» To be done: Please find all lines in the data that hold the string "color" and copy them.

» Records for the task:

========================================================================

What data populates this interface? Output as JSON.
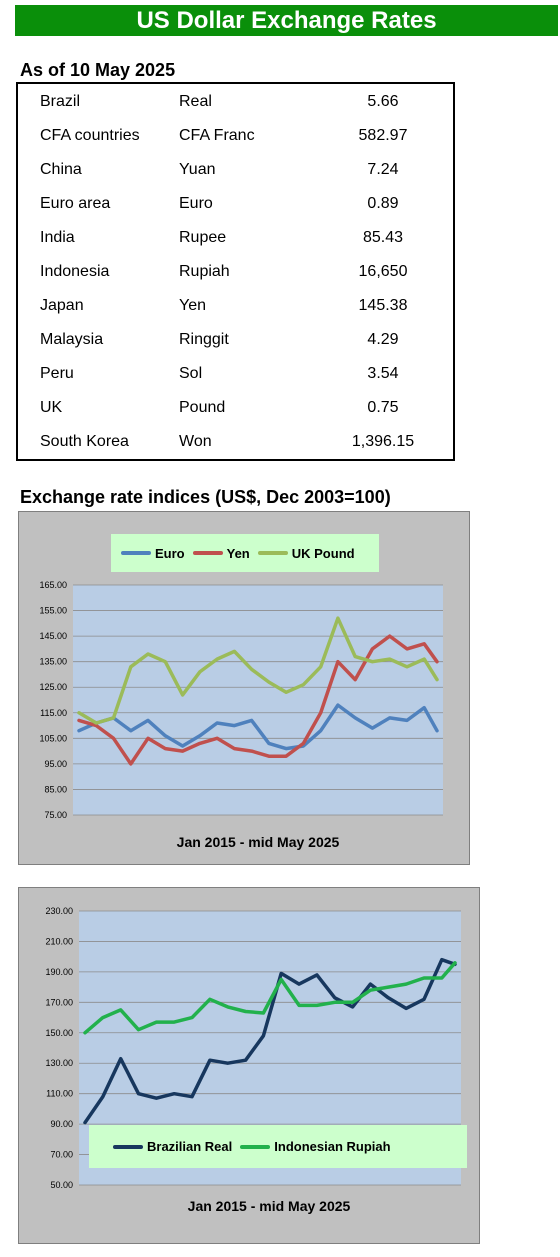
{
  "title": "US Dollar Exchange Rates",
  "rates_heading": "As of 10 May 2025",
  "rates": [
    {
      "country": "Brazil",
      "currency": "Real",
      "rate": "5.66"
    },
    {
      "country": "CFA countries",
      "currency": "CFA Franc",
      "rate": "582.97"
    },
    {
      "country": "China",
      "currency": "Yuan",
      "rate": "7.24"
    },
    {
      "country": "Euro area",
      "currency": "Euro",
      "rate": "0.89"
    },
    {
      "country": "India",
      "currency": "Rupee",
      "rate": "85.43"
    },
    {
      "country": "Indonesia",
      "currency": "Rupiah",
      "rate": "16,650"
    },
    {
      "country": "Japan",
      "currency": "Yen",
      "rate": "145.38"
    },
    {
      "country": "Malaysia",
      "currency": "Ringgit",
      "rate": "4.29"
    },
    {
      "country": "Peru",
      "currency": "Sol",
      "rate": "3.54"
    },
    {
      "country": "UK",
      "currency": "Pound",
      "rate": "0.75"
    },
    {
      "country": "South Korea",
      "currency": "Won",
      "rate": "1,396.15"
    }
  ],
  "indices_heading": "Exchange rate indices (US$, Dec 2003=100)",
  "chart_data": [
    {
      "type": "line",
      "title": "",
      "xlabel": "Jan 2015 - mid May 2025",
      "ylabel": "",
      "ylim": [
        75,
        165
      ],
      "yticks": [
        "165.00",
        "155.00",
        "145.00",
        "135.00",
        "125.00",
        "115.00",
        "105.00",
        "95.00",
        "85.00",
        "75.00"
      ],
      "grid": true,
      "legend": "top",
      "x": [
        2015.0,
        2015.5,
        2016.0,
        2016.5,
        2017.0,
        2017.5,
        2018.0,
        2018.5,
        2019.0,
        2019.5,
        2020.0,
        2020.5,
        2021.0,
        2021.5,
        2022.0,
        2022.5,
        2023.0,
        2023.5,
        2024.0,
        2024.5,
        2025.0,
        2025.37
      ],
      "series": [
        {
          "name": "Euro",
          "color": "#4f81bd",
          "values": [
            108,
            111,
            113,
            108,
            112,
            106,
            102,
            106,
            111,
            110,
            112,
            103,
            101,
            102,
            108,
            118,
            113,
            109,
            113,
            112,
            117,
            108
          ]
        },
        {
          "name": "Yen",
          "color": "#c0504d",
          "values": [
            112,
            110,
            105,
            95,
            105,
            101,
            100,
            103,
            105,
            101,
            100,
            98,
            98,
            103,
            115,
            135,
            128,
            140,
            145,
            140,
            142,
            135
          ]
        },
        {
          "name": "UK Pound",
          "color": "#9bbb59",
          "values": [
            115,
            111,
            113,
            133,
            138,
            135,
            122,
            131,
            136,
            139,
            132,
            127,
            123,
            126,
            133,
            152,
            137,
            135,
            136,
            133,
            136,
            128
          ]
        }
      ]
    },
    {
      "type": "line",
      "title": "",
      "xlabel": "Jan 2015 -  mid May 2025",
      "ylabel": "",
      "ylim": [
        50,
        230
      ],
      "yticks": [
        "230.00",
        "210.00",
        "190.00",
        "170.00",
        "150.00",
        "130.00",
        "110.00",
        "90.00",
        "70.00",
        "50.00"
      ],
      "grid": true,
      "legend": "bottom",
      "x": [
        2015.0,
        2015.5,
        2016.0,
        2016.5,
        2017.0,
        2017.5,
        2018.0,
        2018.5,
        2019.0,
        2019.5,
        2020.0,
        2020.5,
        2021.0,
        2021.5,
        2022.0,
        2022.5,
        2023.0,
        2023.5,
        2024.0,
        2024.5,
        2025.0,
        2025.37
      ],
      "series": [
        {
          "name": "Brazilian Real",
          "color": "#17375e",
          "values": [
            91,
            108,
            133,
            110,
            107,
            110,
            108,
            132,
            130,
            132,
            148,
            189,
            182,
            188,
            173,
            167,
            182,
            173,
            166,
            172,
            198,
            195
          ]
        },
        {
          "name": "Indonesian Rupiah",
          "color": "#22b14c",
          "values": [
            150,
            160,
            165,
            152,
            157,
            157,
            160,
            172,
            167,
            164,
            163,
            185,
            168,
            168,
            170,
            170,
            178,
            180,
            182,
            186,
            186,
            196
          ]
        }
      ]
    }
  ]
}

========================================================================

» Output for this exercise:
          "color": "#4f81bd",
          "color": "#c0504d",
          "color": "#9bbb59",
          "color": "#17375e",
          "color": "#22b14c",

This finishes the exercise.